> **Task to complete**:
Return all of the entries word for word, but omit the pictures they contain.

Raw records
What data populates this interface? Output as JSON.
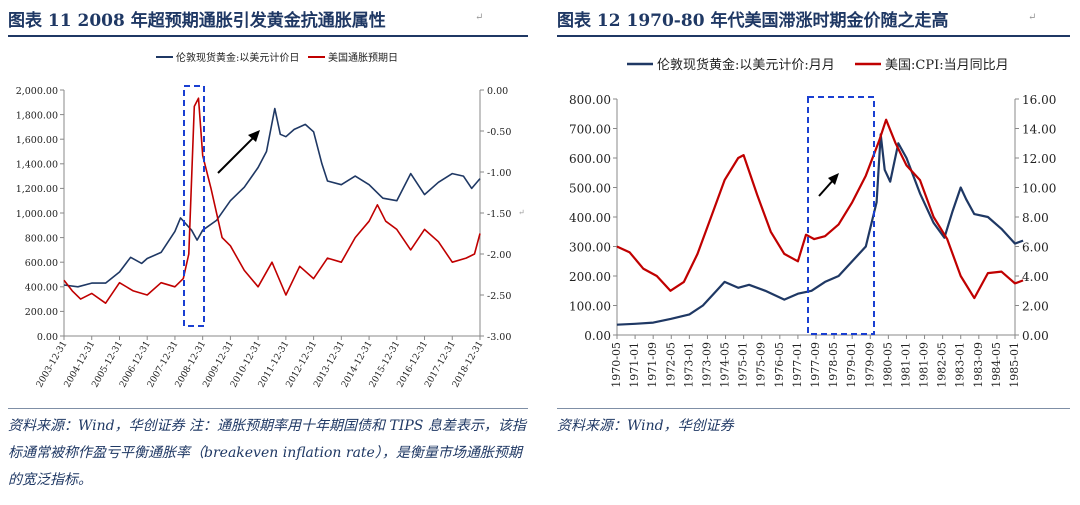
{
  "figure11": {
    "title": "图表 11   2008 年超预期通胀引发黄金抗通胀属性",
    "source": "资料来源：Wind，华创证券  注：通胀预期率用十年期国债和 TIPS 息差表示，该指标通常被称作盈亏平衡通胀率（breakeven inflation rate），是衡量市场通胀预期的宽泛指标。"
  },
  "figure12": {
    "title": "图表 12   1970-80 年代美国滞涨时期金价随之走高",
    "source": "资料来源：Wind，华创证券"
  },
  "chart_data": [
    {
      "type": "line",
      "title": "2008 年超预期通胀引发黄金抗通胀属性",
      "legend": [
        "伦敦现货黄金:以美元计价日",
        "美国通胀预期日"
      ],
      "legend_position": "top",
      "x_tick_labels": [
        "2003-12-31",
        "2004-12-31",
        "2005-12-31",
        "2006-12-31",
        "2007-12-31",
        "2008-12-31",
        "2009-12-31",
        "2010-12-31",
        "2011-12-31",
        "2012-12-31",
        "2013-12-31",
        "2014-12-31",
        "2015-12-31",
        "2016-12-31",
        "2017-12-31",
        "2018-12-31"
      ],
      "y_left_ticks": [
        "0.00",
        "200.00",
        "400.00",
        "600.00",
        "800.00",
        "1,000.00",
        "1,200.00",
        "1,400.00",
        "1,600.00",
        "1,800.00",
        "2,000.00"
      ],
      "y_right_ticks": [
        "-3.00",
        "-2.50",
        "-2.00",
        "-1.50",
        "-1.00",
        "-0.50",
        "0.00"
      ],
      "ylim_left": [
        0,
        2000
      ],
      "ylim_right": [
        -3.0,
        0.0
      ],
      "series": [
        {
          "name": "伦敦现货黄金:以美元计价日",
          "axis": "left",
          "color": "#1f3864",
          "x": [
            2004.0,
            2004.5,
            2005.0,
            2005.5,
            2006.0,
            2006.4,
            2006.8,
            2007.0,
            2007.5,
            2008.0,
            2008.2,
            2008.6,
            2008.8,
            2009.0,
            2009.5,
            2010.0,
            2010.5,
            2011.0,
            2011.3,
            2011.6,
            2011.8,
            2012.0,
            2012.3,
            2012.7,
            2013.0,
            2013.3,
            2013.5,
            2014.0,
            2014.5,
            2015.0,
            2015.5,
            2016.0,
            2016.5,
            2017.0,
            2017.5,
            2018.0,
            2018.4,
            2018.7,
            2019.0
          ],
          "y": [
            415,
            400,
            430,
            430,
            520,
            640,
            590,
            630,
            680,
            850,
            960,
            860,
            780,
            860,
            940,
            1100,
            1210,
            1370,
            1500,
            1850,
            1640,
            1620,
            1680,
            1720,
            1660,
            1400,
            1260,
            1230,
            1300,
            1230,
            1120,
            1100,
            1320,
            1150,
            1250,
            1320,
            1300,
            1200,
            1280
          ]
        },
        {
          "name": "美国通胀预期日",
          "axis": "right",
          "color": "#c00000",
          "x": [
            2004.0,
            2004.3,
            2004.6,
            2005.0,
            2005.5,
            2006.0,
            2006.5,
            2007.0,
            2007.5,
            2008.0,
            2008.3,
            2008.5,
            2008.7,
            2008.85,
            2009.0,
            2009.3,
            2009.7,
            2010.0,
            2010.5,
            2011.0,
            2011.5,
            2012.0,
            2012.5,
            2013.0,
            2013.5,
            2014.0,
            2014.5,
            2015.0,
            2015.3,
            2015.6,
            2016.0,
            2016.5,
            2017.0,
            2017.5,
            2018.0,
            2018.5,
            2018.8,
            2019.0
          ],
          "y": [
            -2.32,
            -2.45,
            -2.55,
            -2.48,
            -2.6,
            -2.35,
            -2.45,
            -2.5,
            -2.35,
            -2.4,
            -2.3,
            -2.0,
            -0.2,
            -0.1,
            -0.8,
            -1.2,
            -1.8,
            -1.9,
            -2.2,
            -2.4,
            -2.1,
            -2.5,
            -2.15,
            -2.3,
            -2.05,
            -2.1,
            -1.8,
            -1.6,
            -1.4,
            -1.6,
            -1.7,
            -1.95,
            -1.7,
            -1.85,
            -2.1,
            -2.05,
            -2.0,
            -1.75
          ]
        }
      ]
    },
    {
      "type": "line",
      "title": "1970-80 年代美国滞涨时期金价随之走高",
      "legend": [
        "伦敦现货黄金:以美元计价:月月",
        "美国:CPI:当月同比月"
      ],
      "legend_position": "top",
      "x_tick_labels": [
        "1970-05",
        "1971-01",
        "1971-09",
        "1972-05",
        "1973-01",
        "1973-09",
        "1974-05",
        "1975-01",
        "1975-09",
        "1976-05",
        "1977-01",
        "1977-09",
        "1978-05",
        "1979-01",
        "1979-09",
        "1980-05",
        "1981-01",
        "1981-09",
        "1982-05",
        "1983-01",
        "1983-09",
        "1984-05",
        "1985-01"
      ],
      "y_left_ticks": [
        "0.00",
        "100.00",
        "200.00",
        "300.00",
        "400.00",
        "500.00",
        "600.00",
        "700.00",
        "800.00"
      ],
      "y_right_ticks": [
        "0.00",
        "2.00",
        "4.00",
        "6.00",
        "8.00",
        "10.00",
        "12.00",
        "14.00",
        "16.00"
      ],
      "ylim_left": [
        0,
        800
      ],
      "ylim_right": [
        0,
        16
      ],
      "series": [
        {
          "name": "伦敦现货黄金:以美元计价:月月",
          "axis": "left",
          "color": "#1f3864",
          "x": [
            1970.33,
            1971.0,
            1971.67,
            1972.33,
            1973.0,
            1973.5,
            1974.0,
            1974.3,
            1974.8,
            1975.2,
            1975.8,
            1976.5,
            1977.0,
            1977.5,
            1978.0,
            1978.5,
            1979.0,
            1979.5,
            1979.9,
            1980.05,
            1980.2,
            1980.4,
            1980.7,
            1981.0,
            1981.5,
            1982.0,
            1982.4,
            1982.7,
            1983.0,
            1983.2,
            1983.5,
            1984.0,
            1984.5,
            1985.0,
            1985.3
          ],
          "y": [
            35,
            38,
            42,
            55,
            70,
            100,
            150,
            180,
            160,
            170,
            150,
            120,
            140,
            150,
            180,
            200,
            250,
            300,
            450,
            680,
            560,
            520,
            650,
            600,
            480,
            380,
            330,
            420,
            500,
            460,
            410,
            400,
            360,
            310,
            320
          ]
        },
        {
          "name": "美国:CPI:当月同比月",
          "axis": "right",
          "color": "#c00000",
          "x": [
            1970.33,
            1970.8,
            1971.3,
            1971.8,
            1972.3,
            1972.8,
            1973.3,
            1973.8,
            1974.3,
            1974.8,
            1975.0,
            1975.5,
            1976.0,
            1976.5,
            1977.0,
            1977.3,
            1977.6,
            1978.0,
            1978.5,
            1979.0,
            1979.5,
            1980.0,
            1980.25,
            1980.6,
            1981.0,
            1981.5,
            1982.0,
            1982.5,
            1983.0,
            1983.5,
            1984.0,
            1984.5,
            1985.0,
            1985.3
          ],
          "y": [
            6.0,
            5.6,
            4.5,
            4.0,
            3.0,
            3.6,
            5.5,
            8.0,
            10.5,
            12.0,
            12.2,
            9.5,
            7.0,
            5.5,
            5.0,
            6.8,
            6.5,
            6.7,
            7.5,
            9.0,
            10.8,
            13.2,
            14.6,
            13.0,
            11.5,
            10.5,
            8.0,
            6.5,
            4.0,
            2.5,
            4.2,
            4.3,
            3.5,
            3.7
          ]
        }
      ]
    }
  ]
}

> **Exercise answer**:
What data populates this interface? Output as JSON.
{
  "figure11": {
    "title": "图表 11   2008 年超预期通胀引发黄金抗通胀属性",
    "source": "资料来源：Wind，华创证券  注：通胀预期率用十年期国债和 TIPS 息差表示，该指标通常被称作盈亏平衡通胀率（breakeven inflation rate），是衡量市场通胀预期的宽泛指标。"
  },
  "figure12": {
    "title": "图表 12   1970-80 年代美国滞涨时期金价随之走高",
    "source": "资料来源：Wind，华创证券"
  },
  "chart_data": [
    {
      "type": "line",
      "title": "2008 年超预期通胀引发黄金抗通胀属性",
      "legend": [
        "伦敦现货黄金:以美元计价日",
        "美国通胀预期日"
      ],
      "legend_position": "top",
      "x_tick_labels": [
        "2003-12-31",
        "2004-12-31",
        "2005-12-31",
        "2006-12-31",
        "2007-12-31",
        "2008-12-31",
        "2009-12-31",
        "2010-12-31",
        "2011-12-31",
        "2012-12-31",
        "2013-12-31",
        "2014-12-31",
        "2015-12-31",
        "2016-12-31",
        "2017-12-31",
        "2018-12-31"
      ],
      "y_left_ticks": [
        "0.00",
        "200.00",
        "400.00",
        "600.00",
        "800.00",
        "1,000.00",
        "1,200.00",
        "1,400.00",
        "1,600.00",
        "1,800.00",
        "2,000.00"
      ],
      "y_right_ticks": [
        "-3.00",
        "-2.50",
        "-2.00",
        "-1.50",
        "-1.00",
        "-0.50",
        "0.00"
      ],
      "ylim_left": [
        0,
        2000
      ],
      "ylim_right": [
        -3.0,
        0.0
      ],
      "series": [
        {
          "name": "伦敦现货黄金:以美元计价日",
          "axis": "left",
          "color": "#1f3864",
          "x": [
            2004.0,
            2004.5,
            2005.0,
            2005.5,
            2006.0,
            2006.4,
            2006.8,
            2007.0,
            2007.5,
            2008.0,
            2008.2,
            2008.6,
            2008.8,
            2009.0,
            2009.5,
            2010.0,
            2010.5,
            2011.0,
            2011.3,
            2011.6,
            2011.8,
            2012.0,
            2012.3,
            2012.7,
            2013.0,
            2013.3,
            2013.5,
            2014.0,
            2014.5,
            2015.0,
            2015.5,
            2016.0,
            2016.5,
            2017.0,
            2017.5,
            2018.0,
            2018.4,
            2018.7,
            2019.0
          ],
          "y": [
            415,
            400,
            430,
            430,
            520,
            640,
            590,
            630,
            680,
            850,
            960,
            860,
            780,
            860,
            940,
            1100,
            1210,
            1370,
            1500,
            1850,
            1640,
            1620,
            1680,
            1720,
            1660,
            1400,
            1260,
            1230,
            1300,
            1230,
            1120,
            1100,
            1320,
            1150,
            1250,
            1320,
            1300,
            1200,
            1280
          ]
        },
        {
          "name": "美国通胀预期日",
          "axis": "right",
          "color": "#c00000",
          "x": [
            2004.0,
            2004.3,
            2004.6,
            2005.0,
            2005.5,
            2006.0,
            2006.5,
            2007.0,
            2007.5,
            2008.0,
            2008.3,
            2008.5,
            2008.7,
            2008.85,
            2009.0,
            2009.3,
            2009.7,
            2010.0,
            2010.5,
            2011.0,
            2011.5,
            2012.0,
            2012.5,
            2013.0,
            2013.5,
            2014.0,
            2014.5,
            2015.0,
            2015.3,
            2015.6,
            2016.0,
            2016.5,
            2017.0,
            2017.5,
            2018.0,
            2018.5,
            2018.8,
            2019.0
          ],
          "y": [
            -2.32,
            -2.45,
            -2.55,
            -2.48,
            -2.6,
            -2.35,
            -2.45,
            -2.5,
            -2.35,
            -2.4,
            -2.3,
            -2.0,
            -0.2,
            -0.1,
            -0.8,
            -1.2,
            -1.8,
            -1.9,
            -2.2,
            -2.4,
            -2.1,
            -2.5,
            -2.15,
            -2.3,
            -2.05,
            -2.1,
            -1.8,
            -1.6,
            -1.4,
            -1.6,
            -1.7,
            -1.95,
            -1.7,
            -1.85,
            -2.1,
            -2.05,
            -2.0,
            -1.75
          ]
        }
      ]
    },
    {
      "type": "line",
      "title": "1970-80 年代美国滞涨时期金价随之走高",
      "legend": [
        "伦敦现货黄金:以美元计价:月月",
        "美国:CPI:当月同比月"
      ],
      "legend_position": "top",
      "x_tick_labels": [
        "1970-05",
        "1971-01",
        "1971-09",
        "1972-05",
        "1973-01",
        "1973-09",
        "1974-05",
        "1975-01",
        "1975-09",
        "1976-05",
        "1977-01",
        "1977-09",
        "1978-05",
        "1979-01",
        "1979-09",
        "1980-05",
        "1981-01",
        "1981-09",
        "1982-05",
        "1983-01",
        "1983-09",
        "1984-05",
        "1985-01"
      ],
      "y_left_ticks": [
        "0.00",
        "100.00",
        "200.00",
        "300.00",
        "400.00",
        "500.00",
        "600.00",
        "700.00",
        "800.00"
      ],
      "y_right_ticks": [
        "0.00",
        "2.00",
        "4.00",
        "6.00",
        "8.00",
        "10.00",
        "12.00",
        "14.00",
        "16.00"
      ],
      "ylim_left": [
        0,
        800
      ],
      "ylim_right": [
        0,
        16
      ],
      "series": [
        {
          "name": "伦敦现货黄金:以美元计价:月月",
          "axis": "left",
          "color": "#1f3864",
          "x": [
            1970.33,
            1971.0,
            1971.67,
            1972.33,
            1973.0,
            1973.5,
            1974.0,
            1974.3,
            1974.8,
            1975.2,
            1975.8,
            1976.5,
            1977.0,
            1977.5,
            1978.0,
            1978.5,
            1979.0,
            1979.5,
            1979.9,
            1980.05,
            1980.2,
            1980.4,
            1980.7,
            1981.0,
            1981.5,
            1982.0,
            1982.4,
            1982.7,
            1983.0,
            1983.2,
            1983.5,
            1984.0,
            1984.5,
            1985.0,
            1985.3
          ],
          "y": [
            35,
            38,
            42,
            55,
            70,
            100,
            150,
            180,
            160,
            170,
            150,
            120,
            140,
            150,
            180,
            200,
            250,
            300,
            450,
            680,
            560,
            520,
            650,
            600,
            480,
            380,
            330,
            420,
            500,
            460,
            410,
            400,
            360,
            310,
            320
          ]
        },
        {
          "name": "美国:CPI:当月同比月",
          "axis": "right",
          "color": "#c00000",
          "x": [
            1970.33,
            1970.8,
            1971.3,
            1971.8,
            1972.3,
            1972.8,
            1973.3,
            1973.8,
            1974.3,
            1974.8,
            1975.0,
            1975.5,
            1976.0,
            1976.5,
            1977.0,
            1977.3,
            1977.6,
            1978.0,
            1978.5,
            1979.0,
            1979.5,
            1980.0,
            1980.25,
            1980.6,
            1981.0,
            1981.5,
            1982.0,
            1982.5,
            1983.0,
            1983.5,
            1984.0,
            1984.5,
            1985.0,
            1985.3
          ],
          "y": [
            6.0,
            5.6,
            4.5,
            4.0,
            3.0,
            3.6,
            5.5,
            8.0,
            10.5,
            12.0,
            12.2,
            9.5,
            7.0,
            5.5,
            5.0,
            6.8,
            6.5,
            6.7,
            7.5,
            9.0,
            10.8,
            13.2,
            14.6,
            13.0,
            11.5,
            10.5,
            8.0,
            6.5,
            4.0,
            2.5,
            4.2,
            4.3,
            3.5,
            3.7
          ]
        }
      ]
    }
  ]
}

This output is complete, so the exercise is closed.